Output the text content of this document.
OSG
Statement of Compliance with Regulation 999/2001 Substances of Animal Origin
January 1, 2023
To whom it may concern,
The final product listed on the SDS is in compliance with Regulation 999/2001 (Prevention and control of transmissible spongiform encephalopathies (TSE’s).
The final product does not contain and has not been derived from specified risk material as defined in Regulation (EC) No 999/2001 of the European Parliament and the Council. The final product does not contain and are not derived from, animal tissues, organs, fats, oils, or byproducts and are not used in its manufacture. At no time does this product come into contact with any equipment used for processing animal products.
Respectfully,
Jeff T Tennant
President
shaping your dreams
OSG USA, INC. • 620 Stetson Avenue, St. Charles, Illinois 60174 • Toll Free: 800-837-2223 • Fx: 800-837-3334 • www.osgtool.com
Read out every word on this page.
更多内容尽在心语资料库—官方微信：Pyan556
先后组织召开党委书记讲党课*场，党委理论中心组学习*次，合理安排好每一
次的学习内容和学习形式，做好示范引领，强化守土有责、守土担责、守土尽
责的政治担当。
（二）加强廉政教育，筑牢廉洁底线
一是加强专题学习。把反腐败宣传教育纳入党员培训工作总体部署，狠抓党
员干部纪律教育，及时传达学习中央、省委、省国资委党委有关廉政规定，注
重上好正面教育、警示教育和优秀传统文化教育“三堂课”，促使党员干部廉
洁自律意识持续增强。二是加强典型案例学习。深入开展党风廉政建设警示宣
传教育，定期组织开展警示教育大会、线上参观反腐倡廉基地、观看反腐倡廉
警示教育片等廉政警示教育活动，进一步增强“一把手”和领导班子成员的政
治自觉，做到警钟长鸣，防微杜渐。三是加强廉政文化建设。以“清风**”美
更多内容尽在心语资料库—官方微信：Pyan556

*****

__Set problem__. All of the material above needs to be retyped word for word.

__Task result__.
Output the text content of this document.
OSG
Statement of Compliance with Regulation 999/2001 Substances of Animal Origin
January 1, 2023
To whom it may concern,
The final product listed on the SDS is in compliance with Regulation 999/2001 (Prevention and control of transmissible spongiform encephalopathies (TSE’s).
The final product does not contain and has not been derived from specified risk material as defined in Regulation (EC) No 999/2001 of the European Parliament and the Council. The final product does not contain and are not derived from, animal tissues, organs, fats, oils, or byproducts and are not used in its manufacture. At no time does this product come into contact with any equipment used for processing animal products.
Respectfully,
Jeff T Tennant
President
shaping your dreams
OSG USA, INC. • 620 Stetson Avenue, St. Charles, Illinois 60174 • Toll Free: 800-837-2223 • Fx: 800-837-3334 • www.osgtool.com
Read out every word on this page.
更多内容尽在心语资料库—官方微信：Pyan556
先后组织召开党委书记讲党课*场，党委理论中心组学习*次，合理安排好每一
次的学习内容和学习形式，做好示范引领，强化守土有责、守土担责、守土尽
责的政治担当。
（二）加强廉政教育，筑牢廉洁底线
一是加强专题学习。把反腐败宣传教育纳入党员培训工作总体部署，狠抓党
员干部纪律教育，及时传达学习中央、省委、省国资委党委有关廉政规定，注
重上好正面教育、警示教育和优秀传统文化教育“三堂课”，促使党员干部廉
洁自律意识持续增强。二是加强典型案例学习。深入开展党风廉政建设警示宣
传教育，定期组织开展警示教育大会、线上参观反腐倡廉基地、观看反腐倡廉
警示教育片等廉政警示教育活动，进一步增强“一把手”和领导班子成员的政
治自觉，做到警钟长鸣，防微杜渐。三是加强廉政文化建设。以“清风**”美
更多内容尽在心语资料库—官方微信：Pyan556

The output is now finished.